In the entries below, find the lines with the word "grid" and copy them.

++++ PROVIDED RECORDS ++++

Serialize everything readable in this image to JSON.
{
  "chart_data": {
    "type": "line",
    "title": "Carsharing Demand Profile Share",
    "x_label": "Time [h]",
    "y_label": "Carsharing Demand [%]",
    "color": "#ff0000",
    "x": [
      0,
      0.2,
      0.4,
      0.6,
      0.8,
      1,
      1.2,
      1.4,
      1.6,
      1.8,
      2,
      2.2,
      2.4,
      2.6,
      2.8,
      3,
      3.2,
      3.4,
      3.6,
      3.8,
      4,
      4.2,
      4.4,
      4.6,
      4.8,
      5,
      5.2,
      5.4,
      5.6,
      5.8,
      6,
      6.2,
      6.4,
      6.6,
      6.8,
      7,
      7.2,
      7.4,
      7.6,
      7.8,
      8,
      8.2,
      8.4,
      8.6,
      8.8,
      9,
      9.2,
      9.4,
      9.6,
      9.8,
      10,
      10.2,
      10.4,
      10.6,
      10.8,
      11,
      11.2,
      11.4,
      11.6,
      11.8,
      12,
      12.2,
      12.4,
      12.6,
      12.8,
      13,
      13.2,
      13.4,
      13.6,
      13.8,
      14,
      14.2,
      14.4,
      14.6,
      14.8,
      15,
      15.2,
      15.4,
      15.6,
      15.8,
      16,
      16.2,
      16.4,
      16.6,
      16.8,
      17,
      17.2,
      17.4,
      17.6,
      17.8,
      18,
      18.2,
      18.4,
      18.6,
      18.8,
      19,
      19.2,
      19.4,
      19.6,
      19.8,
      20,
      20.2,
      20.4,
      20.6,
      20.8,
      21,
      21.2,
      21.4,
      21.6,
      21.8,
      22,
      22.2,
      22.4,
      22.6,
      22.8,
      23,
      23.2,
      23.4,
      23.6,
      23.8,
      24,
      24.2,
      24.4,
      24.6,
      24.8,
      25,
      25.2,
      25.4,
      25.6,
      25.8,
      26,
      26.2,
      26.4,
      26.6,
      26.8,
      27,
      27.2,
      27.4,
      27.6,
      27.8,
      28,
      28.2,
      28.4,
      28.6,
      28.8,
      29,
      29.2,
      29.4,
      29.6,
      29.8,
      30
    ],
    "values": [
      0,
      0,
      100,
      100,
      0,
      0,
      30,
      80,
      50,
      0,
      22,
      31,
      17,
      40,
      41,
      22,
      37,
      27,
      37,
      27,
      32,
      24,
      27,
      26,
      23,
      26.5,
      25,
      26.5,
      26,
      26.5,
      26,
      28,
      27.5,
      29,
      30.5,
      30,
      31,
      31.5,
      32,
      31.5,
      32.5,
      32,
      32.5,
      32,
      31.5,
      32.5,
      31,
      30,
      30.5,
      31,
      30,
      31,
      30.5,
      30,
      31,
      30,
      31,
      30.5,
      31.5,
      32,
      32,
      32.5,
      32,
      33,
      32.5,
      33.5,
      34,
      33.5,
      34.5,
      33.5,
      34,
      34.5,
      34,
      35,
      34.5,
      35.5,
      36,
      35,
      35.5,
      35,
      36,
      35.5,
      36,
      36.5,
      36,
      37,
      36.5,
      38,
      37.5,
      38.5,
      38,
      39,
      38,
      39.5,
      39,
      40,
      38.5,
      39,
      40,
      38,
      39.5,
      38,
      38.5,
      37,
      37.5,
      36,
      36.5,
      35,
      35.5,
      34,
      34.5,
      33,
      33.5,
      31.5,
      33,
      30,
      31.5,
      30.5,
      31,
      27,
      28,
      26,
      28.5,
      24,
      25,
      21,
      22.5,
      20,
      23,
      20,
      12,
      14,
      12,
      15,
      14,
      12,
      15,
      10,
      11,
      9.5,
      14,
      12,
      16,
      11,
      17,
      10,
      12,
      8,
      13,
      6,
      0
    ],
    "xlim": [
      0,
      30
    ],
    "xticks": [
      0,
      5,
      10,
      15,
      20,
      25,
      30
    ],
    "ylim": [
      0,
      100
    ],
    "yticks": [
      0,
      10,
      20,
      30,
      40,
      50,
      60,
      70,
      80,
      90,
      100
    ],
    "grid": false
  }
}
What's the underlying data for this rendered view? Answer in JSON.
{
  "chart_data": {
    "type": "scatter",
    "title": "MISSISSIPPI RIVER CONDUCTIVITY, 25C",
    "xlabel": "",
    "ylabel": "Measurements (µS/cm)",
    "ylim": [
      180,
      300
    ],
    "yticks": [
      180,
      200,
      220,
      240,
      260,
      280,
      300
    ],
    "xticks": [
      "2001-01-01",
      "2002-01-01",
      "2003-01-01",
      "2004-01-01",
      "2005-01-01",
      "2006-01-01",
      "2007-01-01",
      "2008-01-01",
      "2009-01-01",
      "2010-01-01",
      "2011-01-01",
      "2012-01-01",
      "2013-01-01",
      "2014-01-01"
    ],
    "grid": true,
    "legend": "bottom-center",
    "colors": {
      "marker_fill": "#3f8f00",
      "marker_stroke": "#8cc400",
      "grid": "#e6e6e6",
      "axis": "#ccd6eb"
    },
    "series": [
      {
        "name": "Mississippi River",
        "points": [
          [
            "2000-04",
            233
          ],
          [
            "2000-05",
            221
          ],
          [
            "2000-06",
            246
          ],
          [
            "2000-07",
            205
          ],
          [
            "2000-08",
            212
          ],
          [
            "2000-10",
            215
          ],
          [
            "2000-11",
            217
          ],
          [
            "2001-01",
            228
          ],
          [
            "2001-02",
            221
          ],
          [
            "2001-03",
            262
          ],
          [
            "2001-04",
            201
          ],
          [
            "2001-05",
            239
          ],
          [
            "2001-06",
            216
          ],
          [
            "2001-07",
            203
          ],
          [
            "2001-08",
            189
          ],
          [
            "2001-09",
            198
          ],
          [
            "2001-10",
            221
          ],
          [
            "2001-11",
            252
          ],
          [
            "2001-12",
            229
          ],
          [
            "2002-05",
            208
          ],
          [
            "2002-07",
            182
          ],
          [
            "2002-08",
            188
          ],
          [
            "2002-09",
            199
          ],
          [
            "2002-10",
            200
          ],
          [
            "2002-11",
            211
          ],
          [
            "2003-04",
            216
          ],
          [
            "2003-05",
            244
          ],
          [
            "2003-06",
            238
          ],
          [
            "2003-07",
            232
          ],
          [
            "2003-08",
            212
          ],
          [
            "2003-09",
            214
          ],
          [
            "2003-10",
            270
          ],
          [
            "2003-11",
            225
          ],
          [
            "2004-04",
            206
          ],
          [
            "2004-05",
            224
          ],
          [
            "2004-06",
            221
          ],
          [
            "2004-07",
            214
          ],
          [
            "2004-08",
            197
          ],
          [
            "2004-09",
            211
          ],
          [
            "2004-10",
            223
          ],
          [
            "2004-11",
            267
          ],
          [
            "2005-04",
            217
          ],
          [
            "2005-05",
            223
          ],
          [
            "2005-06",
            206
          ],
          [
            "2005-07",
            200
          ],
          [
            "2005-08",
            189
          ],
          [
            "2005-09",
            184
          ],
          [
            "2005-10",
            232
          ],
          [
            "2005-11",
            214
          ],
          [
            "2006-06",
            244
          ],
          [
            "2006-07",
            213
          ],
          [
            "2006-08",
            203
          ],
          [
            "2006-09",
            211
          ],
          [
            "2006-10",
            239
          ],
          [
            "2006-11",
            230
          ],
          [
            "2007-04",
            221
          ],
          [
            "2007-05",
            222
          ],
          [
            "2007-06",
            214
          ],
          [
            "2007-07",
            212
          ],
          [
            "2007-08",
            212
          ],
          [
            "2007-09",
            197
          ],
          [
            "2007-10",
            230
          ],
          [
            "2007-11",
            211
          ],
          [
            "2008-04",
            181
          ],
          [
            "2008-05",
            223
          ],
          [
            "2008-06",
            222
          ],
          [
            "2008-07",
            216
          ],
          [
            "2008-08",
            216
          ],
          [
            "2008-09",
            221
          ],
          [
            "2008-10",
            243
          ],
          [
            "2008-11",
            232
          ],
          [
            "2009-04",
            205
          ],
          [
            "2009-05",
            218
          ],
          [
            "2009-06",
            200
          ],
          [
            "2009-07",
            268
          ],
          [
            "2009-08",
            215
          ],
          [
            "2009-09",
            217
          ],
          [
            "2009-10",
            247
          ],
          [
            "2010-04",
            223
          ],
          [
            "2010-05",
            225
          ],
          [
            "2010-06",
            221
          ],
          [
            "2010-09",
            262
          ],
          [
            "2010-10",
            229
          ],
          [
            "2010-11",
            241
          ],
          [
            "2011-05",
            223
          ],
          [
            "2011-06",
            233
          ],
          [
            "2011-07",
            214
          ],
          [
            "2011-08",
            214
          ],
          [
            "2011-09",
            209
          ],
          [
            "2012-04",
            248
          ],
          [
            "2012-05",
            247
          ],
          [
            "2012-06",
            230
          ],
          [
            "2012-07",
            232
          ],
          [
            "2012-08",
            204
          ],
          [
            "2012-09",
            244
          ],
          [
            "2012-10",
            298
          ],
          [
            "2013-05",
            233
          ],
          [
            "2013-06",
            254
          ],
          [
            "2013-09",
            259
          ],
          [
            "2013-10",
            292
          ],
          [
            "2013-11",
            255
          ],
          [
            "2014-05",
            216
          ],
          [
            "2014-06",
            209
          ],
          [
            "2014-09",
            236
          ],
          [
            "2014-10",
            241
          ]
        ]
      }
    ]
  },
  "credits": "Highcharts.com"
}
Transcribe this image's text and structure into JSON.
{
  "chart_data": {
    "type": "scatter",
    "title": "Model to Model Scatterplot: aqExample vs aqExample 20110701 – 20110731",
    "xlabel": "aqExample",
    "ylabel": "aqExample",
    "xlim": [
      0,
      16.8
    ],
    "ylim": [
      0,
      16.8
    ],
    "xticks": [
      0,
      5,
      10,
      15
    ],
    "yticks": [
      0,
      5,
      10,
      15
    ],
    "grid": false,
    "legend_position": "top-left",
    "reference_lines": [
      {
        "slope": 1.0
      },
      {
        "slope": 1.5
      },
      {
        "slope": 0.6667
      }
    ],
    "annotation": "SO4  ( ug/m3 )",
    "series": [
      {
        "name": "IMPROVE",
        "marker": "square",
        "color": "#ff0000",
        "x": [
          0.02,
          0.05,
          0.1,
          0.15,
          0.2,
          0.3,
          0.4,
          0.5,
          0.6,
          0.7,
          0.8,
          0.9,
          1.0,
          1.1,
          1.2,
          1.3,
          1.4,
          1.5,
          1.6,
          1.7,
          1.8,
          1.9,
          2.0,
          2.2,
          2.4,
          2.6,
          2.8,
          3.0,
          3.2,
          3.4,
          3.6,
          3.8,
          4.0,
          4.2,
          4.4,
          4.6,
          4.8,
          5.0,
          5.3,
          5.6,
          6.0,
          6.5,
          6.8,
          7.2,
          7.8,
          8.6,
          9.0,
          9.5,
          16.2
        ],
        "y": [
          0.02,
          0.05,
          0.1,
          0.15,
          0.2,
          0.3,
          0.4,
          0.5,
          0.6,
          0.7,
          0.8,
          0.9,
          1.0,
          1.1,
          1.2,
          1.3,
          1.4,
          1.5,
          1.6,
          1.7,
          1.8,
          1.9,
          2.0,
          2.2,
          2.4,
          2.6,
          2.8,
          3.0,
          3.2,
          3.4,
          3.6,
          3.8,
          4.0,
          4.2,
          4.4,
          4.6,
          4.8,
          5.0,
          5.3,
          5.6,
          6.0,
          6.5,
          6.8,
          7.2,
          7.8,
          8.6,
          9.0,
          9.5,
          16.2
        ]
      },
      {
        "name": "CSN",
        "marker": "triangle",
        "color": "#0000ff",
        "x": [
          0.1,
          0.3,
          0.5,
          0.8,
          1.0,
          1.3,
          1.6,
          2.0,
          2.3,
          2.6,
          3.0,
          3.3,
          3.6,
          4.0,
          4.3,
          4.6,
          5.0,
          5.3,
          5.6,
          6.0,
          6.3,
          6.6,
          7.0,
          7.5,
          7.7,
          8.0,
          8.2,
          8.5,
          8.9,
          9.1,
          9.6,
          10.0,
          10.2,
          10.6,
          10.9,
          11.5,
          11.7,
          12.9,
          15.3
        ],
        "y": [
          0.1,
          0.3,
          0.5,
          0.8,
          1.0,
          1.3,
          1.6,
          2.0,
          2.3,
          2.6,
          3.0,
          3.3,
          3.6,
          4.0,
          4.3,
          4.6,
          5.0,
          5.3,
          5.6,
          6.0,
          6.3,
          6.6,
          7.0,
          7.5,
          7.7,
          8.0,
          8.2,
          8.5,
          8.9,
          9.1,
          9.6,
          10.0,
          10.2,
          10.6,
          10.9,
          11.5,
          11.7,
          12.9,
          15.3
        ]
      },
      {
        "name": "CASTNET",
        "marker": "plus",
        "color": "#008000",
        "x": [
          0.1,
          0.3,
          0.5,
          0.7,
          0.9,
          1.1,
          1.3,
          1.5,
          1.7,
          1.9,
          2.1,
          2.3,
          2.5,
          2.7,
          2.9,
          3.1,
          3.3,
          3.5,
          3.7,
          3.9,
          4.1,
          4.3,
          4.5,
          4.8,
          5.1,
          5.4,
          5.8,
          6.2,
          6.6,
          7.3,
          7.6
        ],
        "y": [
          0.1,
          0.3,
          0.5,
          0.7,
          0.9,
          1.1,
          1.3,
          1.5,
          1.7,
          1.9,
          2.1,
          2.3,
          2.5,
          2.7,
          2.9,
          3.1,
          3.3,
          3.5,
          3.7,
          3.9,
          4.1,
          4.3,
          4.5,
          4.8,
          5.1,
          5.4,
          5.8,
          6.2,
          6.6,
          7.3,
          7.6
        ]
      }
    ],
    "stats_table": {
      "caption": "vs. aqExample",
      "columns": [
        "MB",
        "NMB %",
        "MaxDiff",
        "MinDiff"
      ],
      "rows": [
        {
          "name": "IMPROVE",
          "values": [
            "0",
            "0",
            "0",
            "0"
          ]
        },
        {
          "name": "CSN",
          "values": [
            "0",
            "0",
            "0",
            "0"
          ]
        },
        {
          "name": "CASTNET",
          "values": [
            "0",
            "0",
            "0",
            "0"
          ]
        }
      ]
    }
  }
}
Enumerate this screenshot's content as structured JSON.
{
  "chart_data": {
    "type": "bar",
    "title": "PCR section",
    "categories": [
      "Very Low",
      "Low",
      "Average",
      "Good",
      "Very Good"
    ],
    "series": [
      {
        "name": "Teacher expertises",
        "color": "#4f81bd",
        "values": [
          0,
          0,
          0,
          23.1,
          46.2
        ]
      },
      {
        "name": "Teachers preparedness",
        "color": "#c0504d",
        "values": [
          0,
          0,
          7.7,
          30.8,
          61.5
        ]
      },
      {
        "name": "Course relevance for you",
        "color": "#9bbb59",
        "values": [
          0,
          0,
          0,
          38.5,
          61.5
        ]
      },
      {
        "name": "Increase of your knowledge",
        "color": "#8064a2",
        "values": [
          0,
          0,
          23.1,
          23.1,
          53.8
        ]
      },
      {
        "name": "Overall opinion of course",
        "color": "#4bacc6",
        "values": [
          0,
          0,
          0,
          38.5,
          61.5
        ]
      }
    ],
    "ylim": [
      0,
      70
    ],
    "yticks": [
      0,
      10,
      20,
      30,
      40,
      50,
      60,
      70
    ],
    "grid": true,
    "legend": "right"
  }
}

++++

◆ ANSWER TO THE TASK ◆
    "grid": false
    "grid": true,
      "grid": "#e6e6e6",
    "grid": false,
    "grid": true,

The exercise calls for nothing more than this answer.